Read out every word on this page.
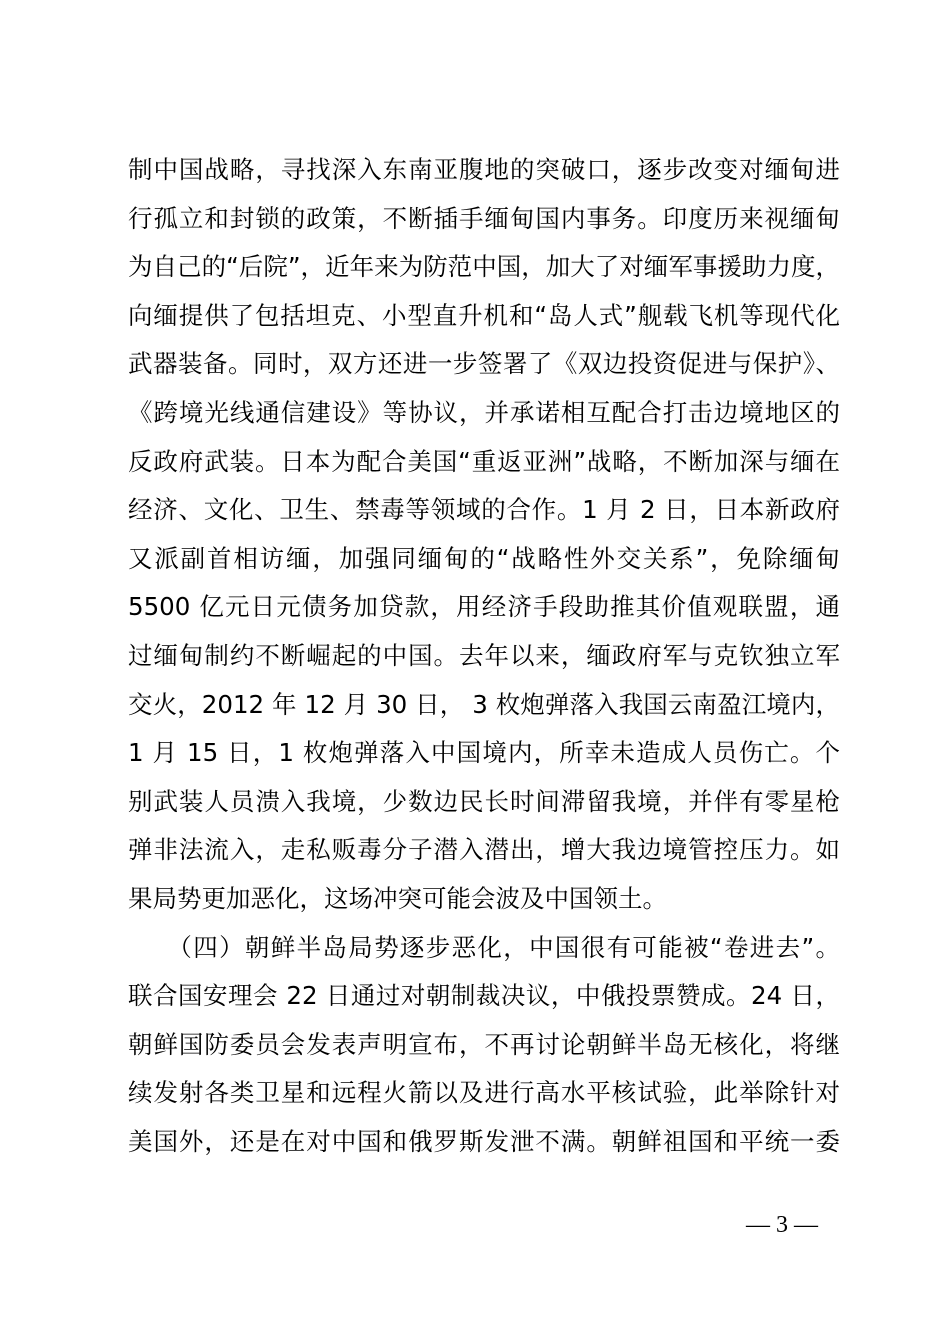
制中国战略，寻找深入东南亚腹地的突破口，逐步改变对缅甸进
行孤立和封锁的政策，不断插手缅甸国内事务。印度历来视缅甸
为自己的“后院”，近年来为防范中国，加大了对缅军事援助力度，
向缅提供了包括坦克、小型直升机和“岛人式”舰载飞机等现代化
武器装备。同时，双方还进一步签署了《双边投资促进与保护》、
《跨境光线通信建设》等协议，并承诺相互配合打击边境地区的
反政府武装。日本为配合美国“重返亚洲”战略，不断加深与缅在
经济、文化、卫生、禁毒等领域的合作。1 月 2 日，日本新政府
又派副首相访缅，加强同缅甸的“战略性外交关系”，免除缅甸
5500 亿元日元债务加贷款，用经济手段助推其价值观联盟，通
过缅甸制约不断崛起的中国。去年以来，缅政府军与克钦独立军
交火，2012 年 12 月 30 日， 3 枚炮弹落入我国云南盈江境内，
1 月 15 日，1 枚炮弹落入中国境内，所幸未造成人员伤亡。个
别武装人员溃入我境，少数边民长时间滞留我境，并伴有零星枪
弹非法流入，走私贩毒分子潜入潜出，增大我边境管控压力。如
果局势更加恶化，这场冲突可能会波及中国领土。
　　（四）朝鲜半岛局势逐步恶化，中国很有可能被“卷进去”。
联合国安理会 22 日通过对朝制裁决议，中俄投票赞成。24 日，
朝鲜国防委员会发表声明宣布，不再讨论朝鲜半岛无核化，将继
续发射各类卫星和远程火箭以及进行高水平核试验，此举除针对
美国外，还是在对中国和俄罗斯发泄不满。朝鲜祖国和平统一委
— 3 —
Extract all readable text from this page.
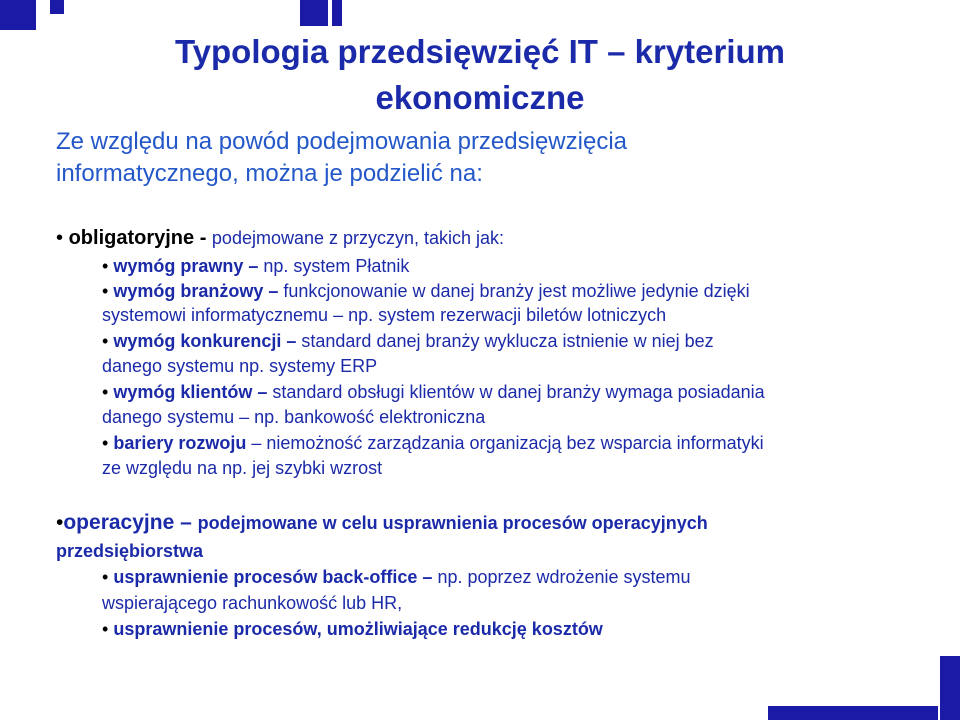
Typologia przedsięwzięć IT – kryterium
ekonomiczne
Ze względu na powód podejmowania przedsięwzięcia
informatycznego, można je podzielić na:
• obligatoryjne - podejmowane z przyczyn, takich jak:
• wymóg prawny – np. system Płatnik
• wymóg branżowy – funkcjonowanie w danej branży jest możliwe jedynie dzięki
systemowi informatycznemu – np. system rezerwacji biletów lotniczych
• wymóg konkurencji – standard danej branży wyklucza istnienie w niej bez
danego systemu np. systemy ERP
• wymóg klientów – standard obsługi klientów w danej branży wymaga posiadania
danego systemu – np. bankowość elektroniczna
• bariery rozwoju – niemożność zarządzania organizacją bez wsparcia informatyki
ze względu na np. jej szybki wzrost
•operacyjne – podejmowane w celu usprawnienia procesów operacyjnych
przedsiębiorstwa
• usprawnienie procesów back-office – np. poprzez wdrożenie systemu
wspierającego rachunkowość lub HR,
• usprawnienie procesów, umożliwiające redukcję kosztów
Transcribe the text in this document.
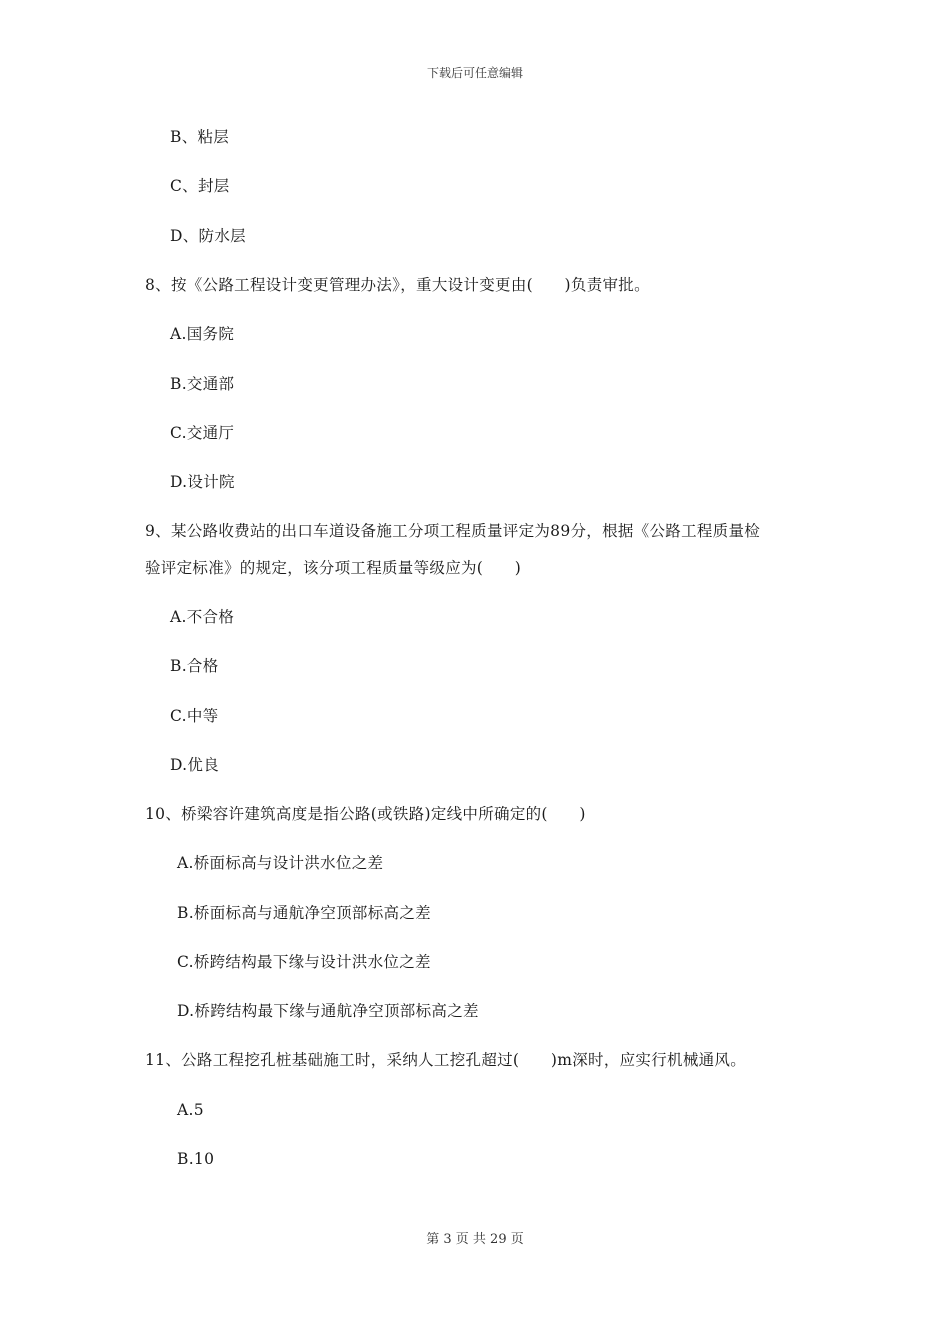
下载后可任意编辑
B、粘层
C、封层
D、防水层
8、按《公路工程设计变更管理办法》，重大设计变更由(　　)负责审批。
A.国务院
B.交通部
C.交通厅
D.设计院
9、某公路收费站的出口车道设备施工分项工程质量评定为89分，根据《公路工程质量检
验评定标准》的规定，该分项工程质量等级应为(　　)
A.不合格
B.合格
C.中等
D.优良
10、桥梁容许建筑高度是指公路(或铁路)定线中所确定的(　　)
A.桥面标高与设计洪水位之差
B.桥面标高与通航净空顶部标高之差
C.桥跨结构最下缘与设计洪水位之差
D.桥跨结构最下缘与通航净空顶部标高之差
11、公路工程挖孔桩基础施工时，采纳人工挖孔超过(　　)m深时，应实行机械通风。
A.5
B.10
第 3 页 共 29 页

• [Objective] Retype all of the entries exactly as written, leaving out any images.

• [Result of the exercise]
Read out every word on this page.
制中国战略，寻找深入东南亚腹地的突破口，逐步改变对缅甸进
行孤立和封锁的政策，不断插手缅甸国内事务。印度历来视缅甸
为自己的“后院”，近年来为防范中国，加大了对缅军事援助力度，
向缅提供了包括坦克、小型直升机和“岛人式”舰载飞机等现代化
武器装备。同时，双方还进一步签署了《双边投资促进与保护》、
《跨境光线通信建设》等协议，并承诺相互配合打击边境地区的
反政府武装。日本为配合美国“重返亚洲”战略，不断加深与缅在
经济、文化、卫生、禁毒等领域的合作。1 月 2 日，日本新政府
又派副首相访缅，加强同缅甸的“战略性外交关系”，免除缅甸
5500 亿元日元债务加贷款，用经济手段助推其价值观联盟，通
过缅甸制约不断崛起的中国。去年以来，缅政府军与克钦独立军
交火，2012 年 12 月 30 日， 3 枚炮弹落入我国云南盈江境内，
1 月 15 日，1 枚炮弹落入中国境内，所幸未造成人员伤亡。个
别武装人员溃入我境，少数边民长时间滞留我境，并伴有零星枪
弹非法流入，走私贩毒分子潜入潜出，增大我边境管控压力。如
果局势更加恶化，这场冲突可能会波及中国领土。
　　（四）朝鲜半岛局势逐步恶化，中国很有可能被“卷进去”。
联合国安理会 22 日通过对朝制裁决议，中俄投票赞成。24 日，
朝鲜国防委员会发表声明宣布，不再讨论朝鲜半岛无核化，将继
续发射各类卫星和远程火箭以及进行高水平核试验，此举除针对
美国外，还是在对中国和俄罗斯发泄不满。朝鲜祖国和平统一委
— 3 —
Extract all readable text from this page.
Typologia przedsięwzięć IT – kryterium
ekonomiczne
Ze względu na powód podejmowania przedsięwzięcia
informatycznego, można je podzielić na:
• obligatoryjne - podejmowane z przyczyn, takich jak:
• wymóg prawny – np. system Płatnik
• wymóg branżowy – funkcjonowanie w danej branży jest możliwe jedynie dzięki
systemowi informatycznemu – np. system rezerwacji biletów lotniczych
• wymóg konkurencji – standard danej branży wyklucza istnienie w niej bez
danego systemu np. systemy ERP
• wymóg klientów – standard obsługi klientów w danej branży wymaga posiadania
danego systemu – np. bankowość elektroniczna
• bariery rozwoju – niemożność zarządzania organizacją bez wsparcia informatyki
ze względu na np. jej szybki wzrost
•operacyjne – podejmowane w celu usprawnienia procesów operacyjnych
przedsiębiorstwa
• usprawnienie procesów back-office – np. poprzez wdrożenie systemu
wspierającego rachunkowość lub HR,
• usprawnienie procesów, umożliwiające redukcję kosztów
Transcribe the text in this document.
下载后可任意编辑
B、粘层
C、封层
D、防水层
8、按《公路工程设计变更管理办法》，重大设计变更由(　　)负责审批。
A.国务院
B.交通部
C.交通厅
D.设计院
9、某公路收费站的出口车道设备施工分项工程质量评定为89分，根据《公路工程质量检
验评定标准》的规定，该分项工程质量等级应为(　　)
A.不合格
B.合格
C.中等
D.优良
10、桥梁容许建筑高度是指公路(或铁路)定线中所确定的(　　)
A.桥面标高与设计洪水位之差
B.桥面标高与通航净空顶部标高之差
C.桥跨结构最下缘与设计洪水位之差
D.桥跨结构最下缘与通航净空顶部标高之差
11、公路工程挖孔桩基础施工时，采纳人工挖孔超过(　　)m深时，应实行机械通风。
A.5
B.10
第 3 页 共 29 页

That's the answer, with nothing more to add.